◆ EXERCISE BRIEF ◆
Write out the material exactly, with the pictures left out.

═══

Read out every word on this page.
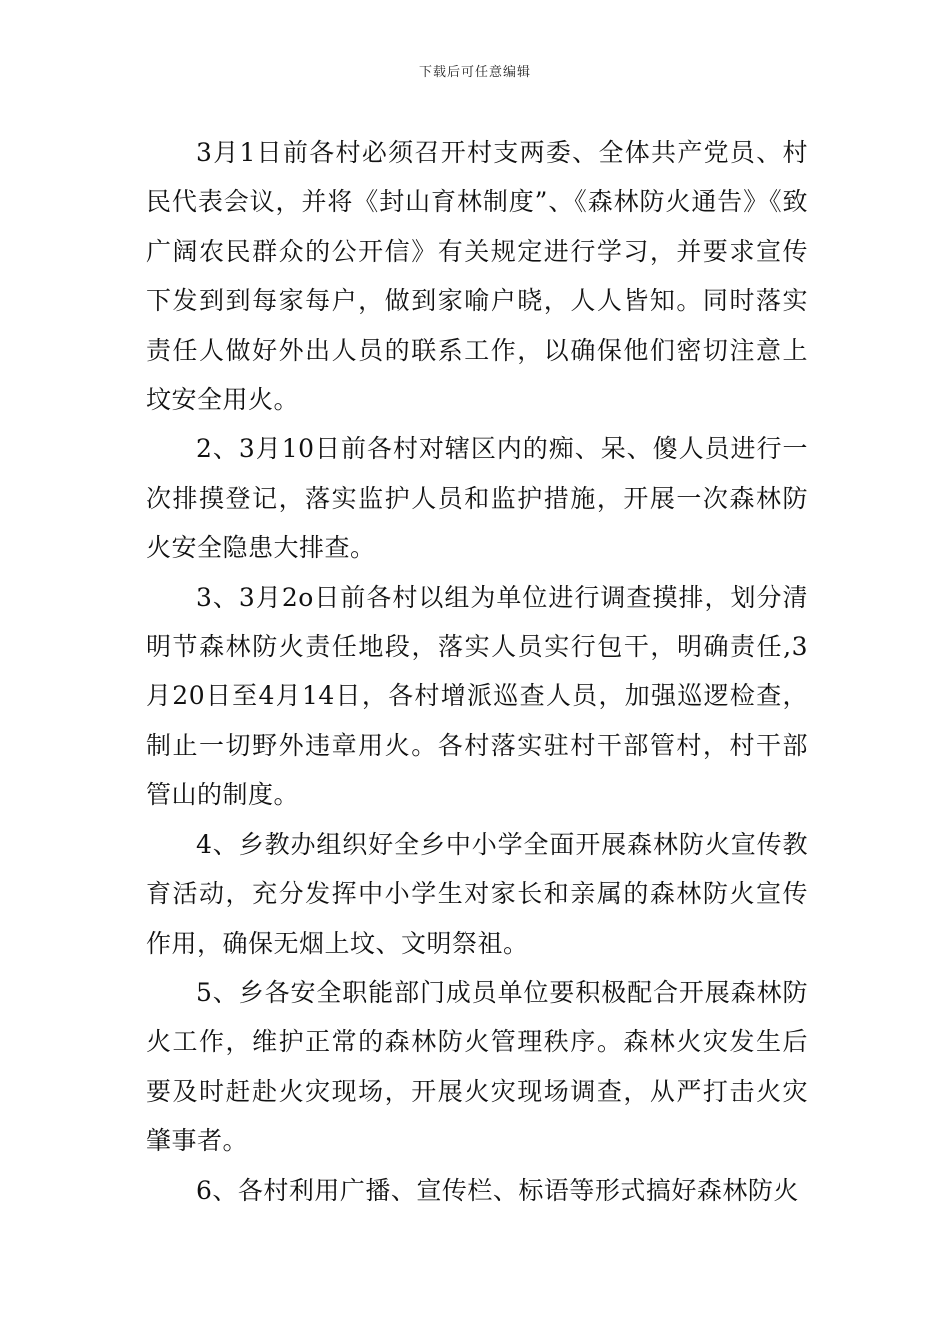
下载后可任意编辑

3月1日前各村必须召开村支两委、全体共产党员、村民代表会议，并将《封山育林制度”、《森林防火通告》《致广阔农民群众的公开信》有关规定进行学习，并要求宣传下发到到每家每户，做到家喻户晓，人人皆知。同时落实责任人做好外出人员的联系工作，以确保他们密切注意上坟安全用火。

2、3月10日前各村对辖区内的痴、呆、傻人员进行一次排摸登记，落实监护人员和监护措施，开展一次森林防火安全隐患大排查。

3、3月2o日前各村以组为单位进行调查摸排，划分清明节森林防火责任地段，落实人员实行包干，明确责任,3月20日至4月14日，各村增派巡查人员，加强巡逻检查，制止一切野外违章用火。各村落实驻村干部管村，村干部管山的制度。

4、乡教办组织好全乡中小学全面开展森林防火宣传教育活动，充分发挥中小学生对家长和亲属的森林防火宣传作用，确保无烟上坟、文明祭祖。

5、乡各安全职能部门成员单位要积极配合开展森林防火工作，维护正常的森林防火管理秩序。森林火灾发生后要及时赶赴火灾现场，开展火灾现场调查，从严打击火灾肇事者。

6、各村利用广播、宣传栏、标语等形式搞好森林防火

═══

◆ WORKED ANSWER ◆
Read out every word on this page.
下载后可任意编辑

3月1日前各村必须召开村支两委、全体共产党员、村民代表会议，并将《封山育林制度”、《森林防火通告》《致广阔农民群众的公开信》有关规定进行学习，并要求宣传下发到到每家每户，做到家喻户晓，人人皆知。同时落实责任人做好外出人员的联系工作，以确保他们密切注意上坟安全用火。

2、3月10日前各村对辖区内的痴、呆、傻人员进行一次排摸登记，落实监护人员和监护措施，开展一次森林防火安全隐患大排查。

3、3月2o日前各村以组为单位进行调查摸排，划分清明节森林防火责任地段，落实人员实行包干，明确责任,3月20日至4月14日，各村增派巡查人员，加强巡逻检查，制止一切野外违章用火。各村落实驻村干部管村，村干部管山的制度。

4、乡教办组织好全乡中小学全面开展森林防火宣传教育活动，充分发挥中小学生对家长和亲属的森林防火宣传作用，确保无烟上坟、文明祭祖。

5、乡各安全职能部门成员单位要积极配合开展森林防火工作，维护正常的森林防火管理秩序。森林火灾发生后要及时赶赴火灾现场，开展火灾现场调查，从严打击火灾肇事者。

6、各村利用广播、宣传栏、标语等形式搞好森林防火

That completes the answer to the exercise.